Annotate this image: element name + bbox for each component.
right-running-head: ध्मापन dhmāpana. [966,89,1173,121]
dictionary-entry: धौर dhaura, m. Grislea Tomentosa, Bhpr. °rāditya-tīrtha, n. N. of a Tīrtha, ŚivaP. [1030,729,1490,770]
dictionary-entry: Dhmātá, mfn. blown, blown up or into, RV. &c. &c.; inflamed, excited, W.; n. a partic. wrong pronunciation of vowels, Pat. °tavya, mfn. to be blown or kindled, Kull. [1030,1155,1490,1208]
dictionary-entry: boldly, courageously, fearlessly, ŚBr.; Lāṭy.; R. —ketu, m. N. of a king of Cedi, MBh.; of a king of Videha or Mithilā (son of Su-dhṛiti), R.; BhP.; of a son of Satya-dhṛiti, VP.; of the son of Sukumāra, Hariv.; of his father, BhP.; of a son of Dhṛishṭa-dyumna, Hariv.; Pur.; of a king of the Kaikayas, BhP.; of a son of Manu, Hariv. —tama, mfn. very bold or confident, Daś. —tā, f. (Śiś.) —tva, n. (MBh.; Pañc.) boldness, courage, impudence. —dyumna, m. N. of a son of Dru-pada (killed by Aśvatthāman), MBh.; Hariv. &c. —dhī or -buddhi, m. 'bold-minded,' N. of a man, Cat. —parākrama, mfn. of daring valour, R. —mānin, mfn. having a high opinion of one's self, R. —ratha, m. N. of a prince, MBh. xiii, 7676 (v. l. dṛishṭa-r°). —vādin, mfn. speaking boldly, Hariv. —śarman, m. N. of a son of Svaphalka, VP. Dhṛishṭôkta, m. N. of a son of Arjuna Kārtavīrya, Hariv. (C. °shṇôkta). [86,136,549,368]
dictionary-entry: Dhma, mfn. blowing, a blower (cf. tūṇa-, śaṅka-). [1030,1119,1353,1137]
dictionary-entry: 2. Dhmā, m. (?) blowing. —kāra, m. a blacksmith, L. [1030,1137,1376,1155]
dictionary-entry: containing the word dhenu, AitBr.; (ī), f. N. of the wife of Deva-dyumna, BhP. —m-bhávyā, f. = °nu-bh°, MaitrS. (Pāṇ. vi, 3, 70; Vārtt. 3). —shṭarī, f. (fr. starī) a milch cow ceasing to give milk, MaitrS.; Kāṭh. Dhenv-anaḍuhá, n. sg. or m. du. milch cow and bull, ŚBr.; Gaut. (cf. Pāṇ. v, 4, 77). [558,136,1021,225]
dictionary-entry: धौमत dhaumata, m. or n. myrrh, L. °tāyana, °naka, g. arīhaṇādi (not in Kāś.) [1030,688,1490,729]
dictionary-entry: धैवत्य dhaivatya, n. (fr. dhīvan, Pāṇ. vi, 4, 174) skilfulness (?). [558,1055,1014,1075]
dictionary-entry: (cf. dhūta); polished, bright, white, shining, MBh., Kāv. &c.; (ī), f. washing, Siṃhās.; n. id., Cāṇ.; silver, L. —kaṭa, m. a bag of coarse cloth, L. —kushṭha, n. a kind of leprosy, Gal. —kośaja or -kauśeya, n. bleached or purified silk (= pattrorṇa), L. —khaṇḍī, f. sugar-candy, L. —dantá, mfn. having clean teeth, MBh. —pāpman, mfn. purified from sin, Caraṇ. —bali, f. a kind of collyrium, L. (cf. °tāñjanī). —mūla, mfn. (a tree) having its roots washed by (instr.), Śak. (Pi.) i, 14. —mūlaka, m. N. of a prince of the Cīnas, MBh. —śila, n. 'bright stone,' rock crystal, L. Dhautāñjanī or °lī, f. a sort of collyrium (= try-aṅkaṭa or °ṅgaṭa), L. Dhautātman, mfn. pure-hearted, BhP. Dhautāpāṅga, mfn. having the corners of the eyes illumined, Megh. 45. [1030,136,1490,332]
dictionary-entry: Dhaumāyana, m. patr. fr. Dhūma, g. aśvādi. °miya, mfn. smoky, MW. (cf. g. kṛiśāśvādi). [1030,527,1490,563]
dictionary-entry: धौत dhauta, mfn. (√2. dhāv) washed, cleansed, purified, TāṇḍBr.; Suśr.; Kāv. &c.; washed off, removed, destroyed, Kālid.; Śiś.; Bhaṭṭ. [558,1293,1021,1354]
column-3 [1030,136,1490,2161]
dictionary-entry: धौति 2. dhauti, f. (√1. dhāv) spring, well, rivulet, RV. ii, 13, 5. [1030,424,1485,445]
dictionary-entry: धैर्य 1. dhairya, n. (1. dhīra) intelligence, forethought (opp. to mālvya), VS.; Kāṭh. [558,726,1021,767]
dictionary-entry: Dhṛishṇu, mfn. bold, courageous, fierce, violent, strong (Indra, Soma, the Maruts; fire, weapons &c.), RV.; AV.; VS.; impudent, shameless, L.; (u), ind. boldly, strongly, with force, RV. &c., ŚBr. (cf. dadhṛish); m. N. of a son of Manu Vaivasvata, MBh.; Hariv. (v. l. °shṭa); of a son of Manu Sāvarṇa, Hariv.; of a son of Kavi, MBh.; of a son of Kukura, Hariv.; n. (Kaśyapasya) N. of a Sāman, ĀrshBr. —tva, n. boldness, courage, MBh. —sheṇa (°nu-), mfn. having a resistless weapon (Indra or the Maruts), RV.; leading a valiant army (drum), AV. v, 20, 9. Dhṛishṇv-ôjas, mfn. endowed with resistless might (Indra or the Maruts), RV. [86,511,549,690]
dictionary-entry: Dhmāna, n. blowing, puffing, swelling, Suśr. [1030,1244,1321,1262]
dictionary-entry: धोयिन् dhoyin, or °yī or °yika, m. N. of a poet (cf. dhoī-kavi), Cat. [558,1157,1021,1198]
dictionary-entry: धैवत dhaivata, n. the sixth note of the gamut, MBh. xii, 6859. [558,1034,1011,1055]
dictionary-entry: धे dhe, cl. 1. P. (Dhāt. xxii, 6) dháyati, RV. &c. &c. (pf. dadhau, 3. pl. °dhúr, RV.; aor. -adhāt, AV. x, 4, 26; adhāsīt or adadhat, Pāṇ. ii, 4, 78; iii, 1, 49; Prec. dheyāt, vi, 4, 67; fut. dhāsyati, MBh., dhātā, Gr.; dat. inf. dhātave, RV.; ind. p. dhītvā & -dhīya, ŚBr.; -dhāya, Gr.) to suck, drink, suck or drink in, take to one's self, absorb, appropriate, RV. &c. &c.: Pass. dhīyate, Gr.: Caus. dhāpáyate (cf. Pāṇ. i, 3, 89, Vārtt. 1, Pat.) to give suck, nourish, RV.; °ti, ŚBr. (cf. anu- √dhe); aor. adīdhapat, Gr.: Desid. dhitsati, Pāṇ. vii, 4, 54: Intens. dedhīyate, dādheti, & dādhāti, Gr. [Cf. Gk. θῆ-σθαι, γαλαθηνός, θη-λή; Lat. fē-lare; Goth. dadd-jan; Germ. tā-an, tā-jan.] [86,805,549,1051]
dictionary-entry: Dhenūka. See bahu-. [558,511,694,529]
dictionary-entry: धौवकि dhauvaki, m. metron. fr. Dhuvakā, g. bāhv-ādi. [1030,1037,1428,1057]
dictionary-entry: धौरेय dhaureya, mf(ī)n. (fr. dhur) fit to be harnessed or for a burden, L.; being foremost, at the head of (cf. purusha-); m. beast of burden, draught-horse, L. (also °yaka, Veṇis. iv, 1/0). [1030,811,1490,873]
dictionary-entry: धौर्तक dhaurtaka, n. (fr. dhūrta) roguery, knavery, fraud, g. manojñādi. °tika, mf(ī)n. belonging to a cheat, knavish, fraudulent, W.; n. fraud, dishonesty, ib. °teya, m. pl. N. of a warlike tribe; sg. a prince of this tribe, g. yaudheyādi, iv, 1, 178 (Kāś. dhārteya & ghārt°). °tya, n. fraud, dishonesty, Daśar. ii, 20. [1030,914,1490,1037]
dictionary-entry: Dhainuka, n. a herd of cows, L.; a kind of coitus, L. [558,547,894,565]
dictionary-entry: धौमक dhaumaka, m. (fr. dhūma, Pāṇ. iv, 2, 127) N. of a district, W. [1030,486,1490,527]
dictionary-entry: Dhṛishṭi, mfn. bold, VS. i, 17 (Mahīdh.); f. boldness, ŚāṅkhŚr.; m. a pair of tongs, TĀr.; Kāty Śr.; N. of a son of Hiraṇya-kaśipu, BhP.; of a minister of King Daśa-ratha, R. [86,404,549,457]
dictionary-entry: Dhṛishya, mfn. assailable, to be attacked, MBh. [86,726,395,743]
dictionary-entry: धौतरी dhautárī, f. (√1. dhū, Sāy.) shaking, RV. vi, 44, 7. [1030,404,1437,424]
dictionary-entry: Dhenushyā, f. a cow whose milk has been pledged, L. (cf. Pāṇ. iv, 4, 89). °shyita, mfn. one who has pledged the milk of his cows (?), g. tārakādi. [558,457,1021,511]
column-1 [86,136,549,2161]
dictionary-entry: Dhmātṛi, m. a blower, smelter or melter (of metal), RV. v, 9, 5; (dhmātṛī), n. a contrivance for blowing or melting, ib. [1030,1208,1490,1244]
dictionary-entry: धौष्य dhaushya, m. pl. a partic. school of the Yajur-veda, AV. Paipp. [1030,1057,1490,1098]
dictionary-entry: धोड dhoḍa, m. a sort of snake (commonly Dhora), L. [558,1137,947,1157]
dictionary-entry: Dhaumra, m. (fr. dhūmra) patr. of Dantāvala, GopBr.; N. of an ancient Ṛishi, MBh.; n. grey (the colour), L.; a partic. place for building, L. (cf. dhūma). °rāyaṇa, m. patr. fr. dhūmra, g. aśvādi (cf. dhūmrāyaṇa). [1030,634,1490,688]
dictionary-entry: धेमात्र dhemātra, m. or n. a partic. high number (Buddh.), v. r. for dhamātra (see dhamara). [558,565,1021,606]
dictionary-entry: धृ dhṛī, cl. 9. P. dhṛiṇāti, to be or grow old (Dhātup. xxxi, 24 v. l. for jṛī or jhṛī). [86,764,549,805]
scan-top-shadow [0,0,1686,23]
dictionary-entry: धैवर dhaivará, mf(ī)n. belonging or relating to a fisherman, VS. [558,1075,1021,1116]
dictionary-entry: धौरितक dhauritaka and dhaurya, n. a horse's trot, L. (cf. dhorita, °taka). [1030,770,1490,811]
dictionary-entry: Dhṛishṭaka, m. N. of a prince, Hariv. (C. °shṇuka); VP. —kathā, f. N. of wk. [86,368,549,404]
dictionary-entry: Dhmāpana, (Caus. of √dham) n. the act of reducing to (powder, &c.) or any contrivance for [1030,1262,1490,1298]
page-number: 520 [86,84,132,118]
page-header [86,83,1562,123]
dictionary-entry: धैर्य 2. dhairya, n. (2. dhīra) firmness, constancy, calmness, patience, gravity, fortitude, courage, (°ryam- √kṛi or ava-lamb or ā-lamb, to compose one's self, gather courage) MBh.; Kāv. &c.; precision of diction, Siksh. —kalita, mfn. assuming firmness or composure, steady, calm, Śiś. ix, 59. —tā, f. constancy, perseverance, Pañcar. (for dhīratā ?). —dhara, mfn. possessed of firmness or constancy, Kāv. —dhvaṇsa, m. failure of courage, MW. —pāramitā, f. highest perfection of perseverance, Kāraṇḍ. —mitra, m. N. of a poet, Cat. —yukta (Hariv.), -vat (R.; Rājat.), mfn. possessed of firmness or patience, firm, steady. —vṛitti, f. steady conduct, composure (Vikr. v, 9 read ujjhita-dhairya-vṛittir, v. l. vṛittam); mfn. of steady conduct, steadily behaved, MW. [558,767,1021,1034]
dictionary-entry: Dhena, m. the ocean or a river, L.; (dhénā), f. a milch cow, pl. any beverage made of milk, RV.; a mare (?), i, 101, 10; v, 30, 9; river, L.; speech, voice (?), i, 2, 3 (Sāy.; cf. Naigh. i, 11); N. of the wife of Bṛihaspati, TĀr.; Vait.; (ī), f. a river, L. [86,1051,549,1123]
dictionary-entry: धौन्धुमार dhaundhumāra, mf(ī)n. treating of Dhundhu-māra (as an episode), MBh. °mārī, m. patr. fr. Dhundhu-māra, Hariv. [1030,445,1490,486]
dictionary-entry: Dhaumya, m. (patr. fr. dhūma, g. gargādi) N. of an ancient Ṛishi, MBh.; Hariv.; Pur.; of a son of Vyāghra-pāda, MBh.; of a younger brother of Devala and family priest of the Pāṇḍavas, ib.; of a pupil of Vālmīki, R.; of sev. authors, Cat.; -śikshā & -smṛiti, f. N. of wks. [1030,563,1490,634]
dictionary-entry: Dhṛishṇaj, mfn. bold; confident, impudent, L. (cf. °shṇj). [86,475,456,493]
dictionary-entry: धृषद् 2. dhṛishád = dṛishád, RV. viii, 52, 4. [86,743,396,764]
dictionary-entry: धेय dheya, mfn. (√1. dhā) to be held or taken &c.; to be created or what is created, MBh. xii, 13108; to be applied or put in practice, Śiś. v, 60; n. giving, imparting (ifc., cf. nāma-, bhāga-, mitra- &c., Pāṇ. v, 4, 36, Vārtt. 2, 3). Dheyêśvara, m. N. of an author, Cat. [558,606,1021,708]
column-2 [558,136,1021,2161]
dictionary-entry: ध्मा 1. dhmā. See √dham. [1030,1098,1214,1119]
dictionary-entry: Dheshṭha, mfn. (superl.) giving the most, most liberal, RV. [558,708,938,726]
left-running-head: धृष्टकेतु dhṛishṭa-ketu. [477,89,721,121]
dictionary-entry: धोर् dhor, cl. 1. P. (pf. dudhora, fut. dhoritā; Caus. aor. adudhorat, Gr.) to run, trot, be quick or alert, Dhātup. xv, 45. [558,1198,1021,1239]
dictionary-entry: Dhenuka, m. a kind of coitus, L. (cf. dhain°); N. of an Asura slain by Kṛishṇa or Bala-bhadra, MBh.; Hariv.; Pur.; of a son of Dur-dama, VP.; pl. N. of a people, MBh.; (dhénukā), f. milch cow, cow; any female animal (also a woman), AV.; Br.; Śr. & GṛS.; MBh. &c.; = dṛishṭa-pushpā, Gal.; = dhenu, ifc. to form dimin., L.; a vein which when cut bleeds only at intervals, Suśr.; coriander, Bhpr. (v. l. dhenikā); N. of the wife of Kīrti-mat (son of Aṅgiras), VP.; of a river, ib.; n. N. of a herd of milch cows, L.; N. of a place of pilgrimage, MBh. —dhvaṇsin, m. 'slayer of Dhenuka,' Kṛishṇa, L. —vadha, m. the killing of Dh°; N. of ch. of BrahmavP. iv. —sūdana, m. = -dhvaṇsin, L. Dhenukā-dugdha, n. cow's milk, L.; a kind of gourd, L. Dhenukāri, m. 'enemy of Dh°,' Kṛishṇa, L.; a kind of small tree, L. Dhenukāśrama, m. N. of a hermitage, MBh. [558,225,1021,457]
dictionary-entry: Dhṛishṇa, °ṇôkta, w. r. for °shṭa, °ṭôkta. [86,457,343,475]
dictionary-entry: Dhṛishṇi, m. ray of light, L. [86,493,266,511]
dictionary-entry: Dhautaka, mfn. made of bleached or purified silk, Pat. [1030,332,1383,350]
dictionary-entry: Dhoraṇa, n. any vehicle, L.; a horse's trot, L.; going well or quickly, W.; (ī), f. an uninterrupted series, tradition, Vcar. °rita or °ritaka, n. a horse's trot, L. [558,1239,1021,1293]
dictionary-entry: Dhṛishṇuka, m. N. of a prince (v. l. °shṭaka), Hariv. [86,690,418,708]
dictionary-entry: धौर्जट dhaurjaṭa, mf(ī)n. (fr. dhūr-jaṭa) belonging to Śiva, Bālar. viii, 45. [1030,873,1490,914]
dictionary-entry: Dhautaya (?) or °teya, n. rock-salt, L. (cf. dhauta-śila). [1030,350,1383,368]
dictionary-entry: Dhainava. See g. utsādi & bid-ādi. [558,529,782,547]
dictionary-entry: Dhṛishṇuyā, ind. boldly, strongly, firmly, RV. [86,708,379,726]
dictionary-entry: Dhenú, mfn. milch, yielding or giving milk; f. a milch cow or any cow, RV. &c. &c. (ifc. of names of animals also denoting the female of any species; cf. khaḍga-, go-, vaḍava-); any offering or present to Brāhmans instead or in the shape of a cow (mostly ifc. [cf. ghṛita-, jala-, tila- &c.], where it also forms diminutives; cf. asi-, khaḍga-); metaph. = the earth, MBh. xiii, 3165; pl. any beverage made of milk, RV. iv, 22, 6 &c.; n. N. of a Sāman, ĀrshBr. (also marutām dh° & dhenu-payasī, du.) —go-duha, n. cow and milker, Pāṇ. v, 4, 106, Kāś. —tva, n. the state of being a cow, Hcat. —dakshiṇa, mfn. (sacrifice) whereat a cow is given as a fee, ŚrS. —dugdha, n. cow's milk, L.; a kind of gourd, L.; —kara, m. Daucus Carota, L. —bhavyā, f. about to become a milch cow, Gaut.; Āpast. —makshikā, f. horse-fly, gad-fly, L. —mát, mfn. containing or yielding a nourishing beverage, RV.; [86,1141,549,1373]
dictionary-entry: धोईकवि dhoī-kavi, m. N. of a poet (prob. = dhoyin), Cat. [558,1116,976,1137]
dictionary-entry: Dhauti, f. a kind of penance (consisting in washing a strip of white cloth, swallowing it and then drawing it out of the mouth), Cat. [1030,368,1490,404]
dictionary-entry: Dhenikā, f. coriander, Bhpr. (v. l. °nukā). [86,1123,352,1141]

■ ■ ■

- EXERCISE INSTRUCTIONS
Retype, word for word, the listing above from its first line through the line containing "dictionary-entry: Dhmātá, mfn.", including both of those lines.

- SOLUTION TO THIS TASK
Annotate this image: element name + bbox for each component.
right-running-head: ध्मापन dhmāpana. [966,89,1173,121]
dictionary-entry: धौर dhaura, m. Grislea Tomentosa, Bhpr. °rāditya-tīrtha, n. N. of a Tīrtha, ŚivaP. [1030,729,1490,770]
dictionary-entry: Dhmātá, mfn. blown, blown up or into, RV. &c. &c.; inflamed, excited, W.; n. a partic. wrong pronunciation of vowels, Pat. °tavya, mfn. to be blown or kindled, Kull. [1030,1155,1490,1208]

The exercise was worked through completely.